(INSTRUCTIONS FOR THE TASK)
Output the lines of the records from the one containing "Output a JSON" through the last, both ends included. Leave pictures out.

Some records:
↓

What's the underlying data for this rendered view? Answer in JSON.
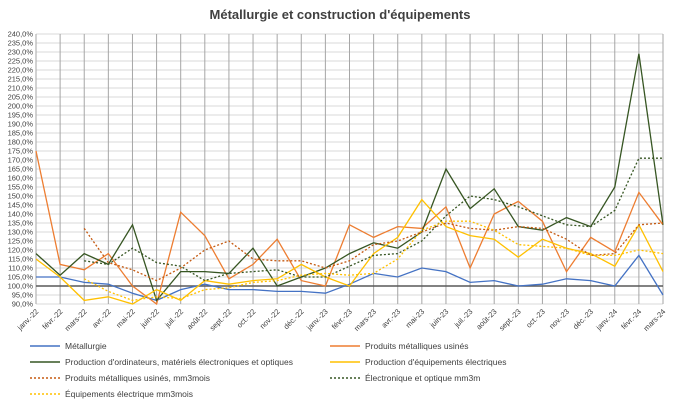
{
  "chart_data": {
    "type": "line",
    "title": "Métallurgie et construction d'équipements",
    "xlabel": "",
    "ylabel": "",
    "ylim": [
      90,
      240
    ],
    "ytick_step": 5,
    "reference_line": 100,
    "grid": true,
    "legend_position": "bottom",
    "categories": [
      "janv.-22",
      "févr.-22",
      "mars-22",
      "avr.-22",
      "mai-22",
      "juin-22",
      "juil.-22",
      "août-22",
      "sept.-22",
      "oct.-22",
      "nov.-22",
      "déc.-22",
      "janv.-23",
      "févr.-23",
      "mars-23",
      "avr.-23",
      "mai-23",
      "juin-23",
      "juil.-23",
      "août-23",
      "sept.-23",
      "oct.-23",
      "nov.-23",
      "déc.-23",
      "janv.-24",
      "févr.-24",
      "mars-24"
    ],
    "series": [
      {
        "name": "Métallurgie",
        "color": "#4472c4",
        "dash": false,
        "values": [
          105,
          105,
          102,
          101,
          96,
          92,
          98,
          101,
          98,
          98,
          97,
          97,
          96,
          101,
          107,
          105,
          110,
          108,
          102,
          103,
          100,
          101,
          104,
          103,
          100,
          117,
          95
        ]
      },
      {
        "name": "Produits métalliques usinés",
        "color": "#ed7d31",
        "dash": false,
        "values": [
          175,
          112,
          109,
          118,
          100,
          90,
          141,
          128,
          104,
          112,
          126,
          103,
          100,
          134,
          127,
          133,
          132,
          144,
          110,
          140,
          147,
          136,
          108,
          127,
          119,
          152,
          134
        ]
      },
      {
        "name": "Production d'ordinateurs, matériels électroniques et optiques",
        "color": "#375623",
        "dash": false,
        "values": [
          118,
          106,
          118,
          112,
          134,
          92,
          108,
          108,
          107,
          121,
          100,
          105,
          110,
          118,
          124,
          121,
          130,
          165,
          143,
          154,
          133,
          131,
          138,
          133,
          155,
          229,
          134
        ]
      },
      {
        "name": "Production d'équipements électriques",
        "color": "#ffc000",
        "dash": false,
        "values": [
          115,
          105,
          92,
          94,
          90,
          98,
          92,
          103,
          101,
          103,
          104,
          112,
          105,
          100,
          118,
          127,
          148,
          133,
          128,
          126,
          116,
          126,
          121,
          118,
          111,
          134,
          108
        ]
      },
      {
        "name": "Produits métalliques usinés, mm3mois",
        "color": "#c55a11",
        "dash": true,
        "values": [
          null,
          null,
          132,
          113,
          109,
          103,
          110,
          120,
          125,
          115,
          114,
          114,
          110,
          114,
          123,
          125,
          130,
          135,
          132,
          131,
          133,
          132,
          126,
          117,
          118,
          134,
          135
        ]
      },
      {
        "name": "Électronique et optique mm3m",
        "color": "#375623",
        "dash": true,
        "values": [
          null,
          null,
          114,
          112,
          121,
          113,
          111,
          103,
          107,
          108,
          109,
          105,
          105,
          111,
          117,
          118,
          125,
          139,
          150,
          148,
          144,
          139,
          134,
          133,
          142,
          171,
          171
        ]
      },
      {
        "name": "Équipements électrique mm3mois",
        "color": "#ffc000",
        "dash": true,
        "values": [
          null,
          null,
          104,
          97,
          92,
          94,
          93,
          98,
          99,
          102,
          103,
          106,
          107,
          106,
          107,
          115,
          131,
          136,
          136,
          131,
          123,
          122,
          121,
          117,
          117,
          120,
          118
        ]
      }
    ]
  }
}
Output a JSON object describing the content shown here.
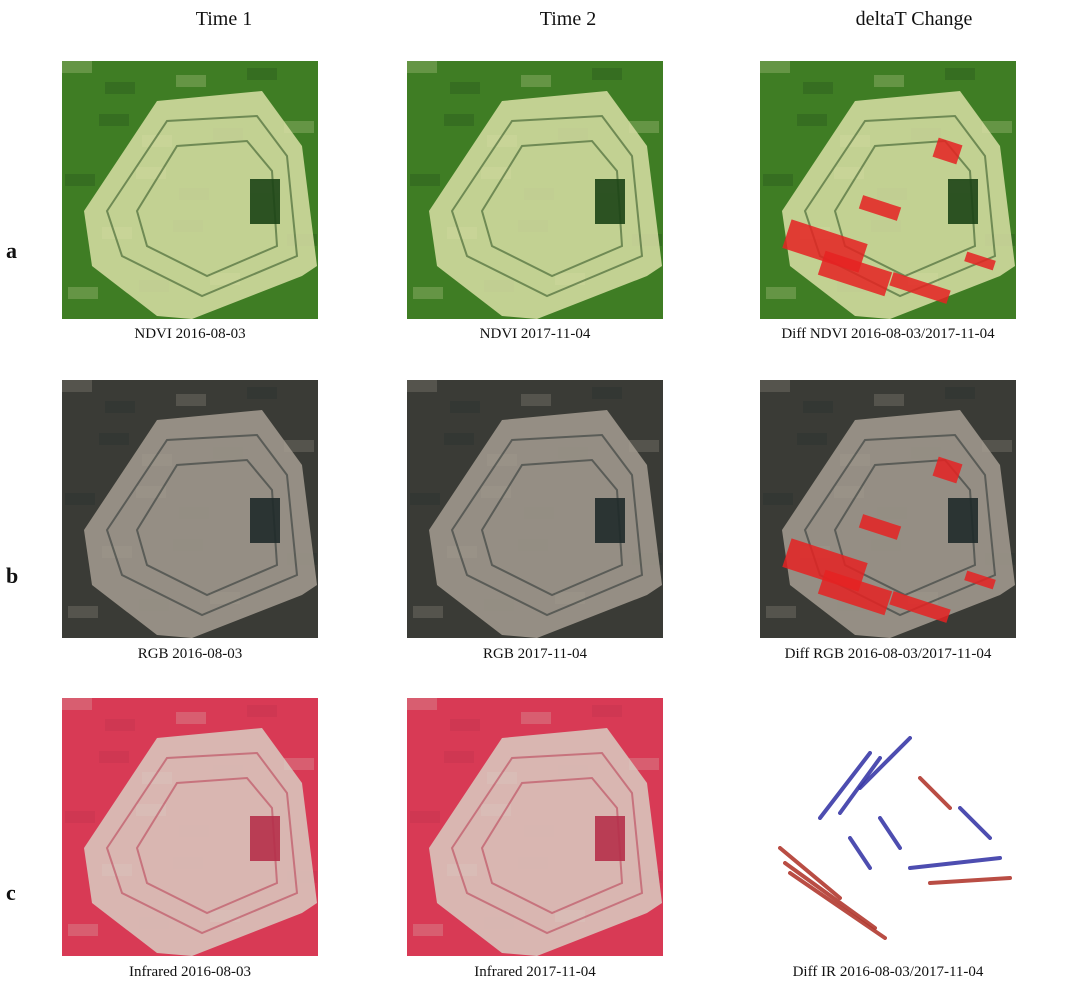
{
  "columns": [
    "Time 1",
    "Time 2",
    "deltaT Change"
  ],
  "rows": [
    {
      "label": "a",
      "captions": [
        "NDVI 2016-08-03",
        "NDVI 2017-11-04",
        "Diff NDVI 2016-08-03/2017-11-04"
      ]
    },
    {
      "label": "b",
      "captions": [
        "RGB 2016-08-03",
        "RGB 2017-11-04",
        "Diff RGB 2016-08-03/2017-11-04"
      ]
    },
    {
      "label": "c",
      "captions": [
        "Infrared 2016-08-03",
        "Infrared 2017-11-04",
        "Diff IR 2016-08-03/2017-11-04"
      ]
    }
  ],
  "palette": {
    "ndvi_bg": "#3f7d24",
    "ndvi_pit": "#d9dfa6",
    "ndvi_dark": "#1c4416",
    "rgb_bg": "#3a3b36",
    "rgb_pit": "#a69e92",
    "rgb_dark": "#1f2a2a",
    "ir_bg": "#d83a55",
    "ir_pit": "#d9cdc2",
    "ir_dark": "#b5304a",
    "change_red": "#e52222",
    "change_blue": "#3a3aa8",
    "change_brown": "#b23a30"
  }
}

↑

(RESULT OF THIS TASK)
Output a JSON object describing the content shown here.
{
  "columns": [
    "Time 1",
    "Time 2",
    "deltaT Change"
  ],
  "rows": [
    {
      "label": "a",
      "captions": [
        "NDVI 2016-08-03",
        "NDVI 2017-11-04",
        "Diff NDVI 2016-08-03/2017-11-04"
      ]
    },
    {
      "label": "b",
      "captions": [
        "RGB 2016-08-03",
        "RGB 2017-11-04",
        "Diff RGB 2016-08-03/2017-11-04"
      ]
    },
    {
      "label": "c",
      "captions": [
        "Infrared 2016-08-03",
        "Infrared 2017-11-04",
        "Diff IR 2016-08-03/2017-11-04"
      ]
    }
  ],
  "palette": {
    "ndvi_bg": "#3f7d24",
    "ndvi_pit": "#d9dfa6",
    "ndvi_dark": "#1c4416",
    "rgb_bg": "#3a3b36",
    "rgb_pit": "#a69e92",
    "rgb_dark": "#1f2a2a",
    "ir_bg": "#d83a55",
    "ir_pit": "#d9cdc2",
    "ir_dark": "#b5304a",
    "change_red": "#e52222",
    "change_blue": "#3a3aa8",
    "change_brown": "#b23a30"
  }
}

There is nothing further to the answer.